• What this task involves: List each line of the data that holds the string "color".
═══ Working data
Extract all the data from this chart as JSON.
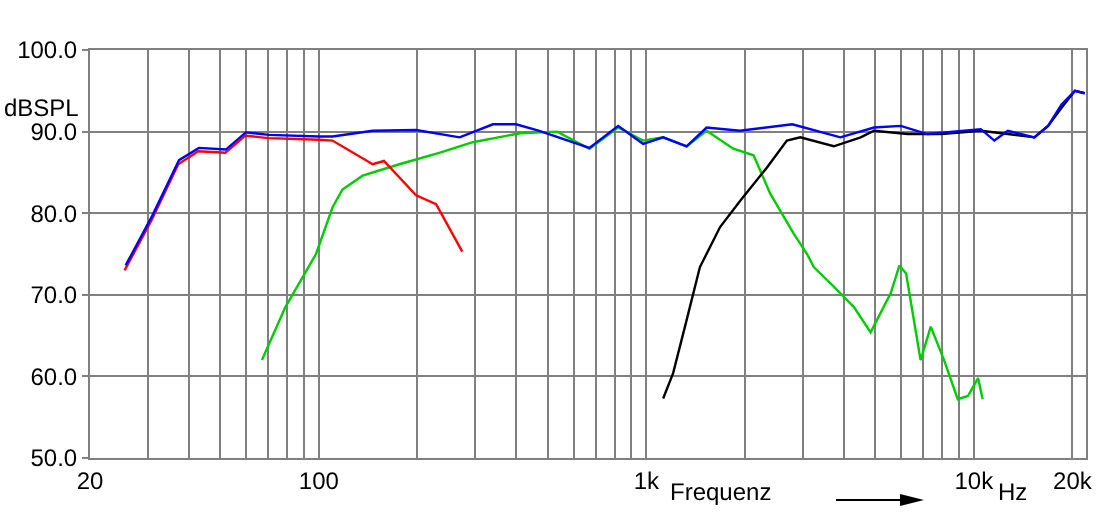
{
  "chart_data": {
    "type": "line",
    "xlabel": "Frequenz",
    "ylabel": "dBSPL",
    "annotations": [
      "Hz"
    ],
    "log": "x",
    "grid": true,
    "xlim": [
      20,
      22000
    ],
    "ylim": [
      50,
      100
    ],
    "xticks": [
      20,
      {
        "value": 30,
        "label": null
      },
      {
        "value": 40,
        "label": null
      },
      {
        "value": 50,
        "label": null
      },
      {
        "value": 60,
        "label": null
      },
      {
        "value": 70,
        "label": null
      },
      {
        "value": 80,
        "label": null
      },
      {
        "value": 90,
        "label": null
      },
      100,
      {
        "value": 200,
        "label": null
      },
      {
        "value": 300,
        "label": null
      },
      {
        "value": 400,
        "label": null
      },
      {
        "value": 500,
        "label": null
      },
      {
        "value": 600,
        "label": null
      },
      {
        "value": 700,
        "label": null
      },
      {
        "value": 800,
        "label": null
      },
      {
        "value": 900,
        "label": null
      },
      {
        "value": 1000,
        "label": "1k"
      },
      {
        "value": 2000,
        "label": null
      },
      {
        "value": 3000,
        "label": null
      },
      {
        "value": 4000,
        "label": null
      },
      {
        "value": 5000,
        "label": null
      },
      {
        "value": 6000,
        "label": null
      },
      {
        "value": 7000,
        "label": null
      },
      {
        "value": 8000,
        "label": null
      },
      {
        "value": 9000,
        "label": null
      },
      {
        "value": 10000,
        "label": "10k"
      },
      {
        "value": 20000,
        "label": "20k"
      }
    ],
    "yticks": [
      {
        "value": 50,
        "label": "50.0"
      },
      {
        "value": 60,
        "label": "60.0"
      },
      {
        "value": 70,
        "label": "70.0"
      },
      {
        "value": 80,
        "label": "80.0"
      },
      {
        "value": 90,
        "label": "90.0"
      },
      {
        "value": 100,
        "label": "100.0"
      }
    ],
    "series": [
      {
        "color": "#00cc00",
        "x": [
          67,
          79,
          98,
          110,
          118,
          136,
          176,
          233,
          295,
          411,
          534,
          670,
          820,
          977,
          1125,
          1327,
          1527,
          1843,
          2125,
          2389,
          2817,
          3095,
          3244,
          3734,
          4303,
          4839,
          5575,
          5925,
          6210,
          6875,
          7385,
          8110,
          8930,
          9590,
          10300,
          10640
        ],
        "values": [
          62.0,
          68.5,
          75.0,
          80.7,
          82.9,
          84.6,
          86.0,
          87.4,
          88.7,
          89.8,
          90.0,
          87.9,
          90.5,
          88.9,
          89.3,
          88.2,
          90.1,
          87.9,
          87.1,
          82.4,
          77.5,
          75.0,
          73.4,
          71.0,
          68.5,
          65.4,
          70.2,
          73.6,
          72.6,
          62.0,
          66.1,
          62.0,
          57.2,
          57.6,
          59.8,
          57.2
        ]
      },
      {
        "color": "#ff0000",
        "x": [
          25.5,
          30.8,
          37.2,
          42.8,
          51.8,
          59.6,
          70.3,
          100,
          110,
          146,
          158,
          198,
          228,
          274
        ],
        "values": [
          73.0,
          79.1,
          86.0,
          87.6,
          87.4,
          89.5,
          89.2,
          89.0,
          88.9,
          86.0,
          86.4,
          82.2,
          81.1,
          75.3
        ]
      },
      {
        "color": "#000000",
        "x": [
          1125,
          1207,
          1327,
          1457,
          1679,
          1932,
          2335,
          2686,
          2951,
          3734,
          4512,
          4956,
          6275,
          7940,
          10500,
          12700,
          15300,
          16850,
          18500,
          20350,
          21800
        ],
        "values": [
          57.3,
          60.4,
          66.9,
          73.4,
          78.3,
          81.5,
          85.6,
          88.9,
          89.3,
          88.2,
          89.3,
          90.1,
          89.7,
          89.7,
          90.1,
          89.7,
          89.3,
          90.7,
          92.9,
          95.0,
          94.7
        ]
      },
      {
        "color": "#0000ff",
        "x": [
          25.7,
          31,
          37.4,
          43,
          52,
          59.8,
          70.5,
          100,
          110,
          146,
          198,
          269,
          340,
          400,
          471,
          670,
          820,
          977,
          1125,
          1327,
          1527,
          1932,
          2789,
          3913,
          4956,
          5980,
          7215,
          10500,
          11550,
          12700,
          15300,
          16850,
          18500,
          20350,
          21800
        ],
        "values": [
          73.6,
          79.7,
          86.5,
          88.0,
          87.8,
          89.9,
          89.6,
          89.4,
          89.4,
          90.1,
          90.2,
          89.3,
          90.9,
          90.9,
          90.1,
          88.0,
          90.7,
          88.5,
          89.3,
          88.2,
          90.5,
          90.1,
          90.9,
          89.3,
          90.5,
          90.7,
          89.7,
          90.3,
          88.9,
          90.1,
          89.3,
          90.7,
          93.3,
          95.0,
          94.7
        ]
      }
    ]
  }
}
══════
• The solution:
        "color": "#00cc00",
        "color": "#ff0000",
        "color": "#000000",
        "color": "#0000ff",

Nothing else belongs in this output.